***** Source document *****
This is the stereotypical American cheesy word, and I heard it until my ears started to bleed. Too many over-the-top positive adjectives like this get thrown around so much that they really mean nothing.

And when you ask someone “How are you?” the answer will inevitably be “great!” even if they are far from it.

When you start using excessive positivity it waters down the meaning, and those words become neutral. Then what do you do when you need to express true positivity? Of course, when someone says they are “OK, I guess” then you know things are pear shaped! I don't think “bad” is in America's vocabulary.

But nothing beats America's over-positivity more than this:

3. Smiles mean NOTHING

fake smileFlickr/Emergency Brake

When I meet Americans abroad, one of their biggest complaints are along the lines of “nobody smiles on Prague's trams!” “That waitress was so rude to me! She didn't even smile!”
***** Entries supplied *****
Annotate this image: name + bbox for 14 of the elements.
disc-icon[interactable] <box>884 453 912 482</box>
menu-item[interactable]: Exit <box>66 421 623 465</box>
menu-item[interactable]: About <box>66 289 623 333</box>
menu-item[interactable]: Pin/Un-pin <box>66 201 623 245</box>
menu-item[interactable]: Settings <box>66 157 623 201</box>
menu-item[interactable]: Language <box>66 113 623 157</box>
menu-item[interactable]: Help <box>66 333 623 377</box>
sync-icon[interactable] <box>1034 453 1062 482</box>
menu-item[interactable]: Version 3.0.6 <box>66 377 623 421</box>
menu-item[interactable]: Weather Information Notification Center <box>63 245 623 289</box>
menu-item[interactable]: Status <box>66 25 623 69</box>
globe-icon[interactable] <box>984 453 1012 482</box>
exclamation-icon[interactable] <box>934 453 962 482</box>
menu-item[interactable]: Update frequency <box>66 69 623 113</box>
*****
■ Task requirements ■
(1) In the piece on American over-positivity, reproduce the passage from "When you start" up to and including "in America's vocabulary.", substituting "empty" for "neutral".
(2) Translate this sentence from the piece on American over-positivity into Spanish: "Then what do you do when you need to express true positivity?"

■ Results in order ■
(1)
When you start using excessive positivity it waters down the meaning, and those words become empty. Then what do you do when you need to express true positivity? Of course, when someone says they are “OK, I guess” then you know things are pear shaped! I don't think “bad” is in America's vocabulary.

(2) Entonces, ¿qué haces cuando necesitas expresar una positividad verdadera?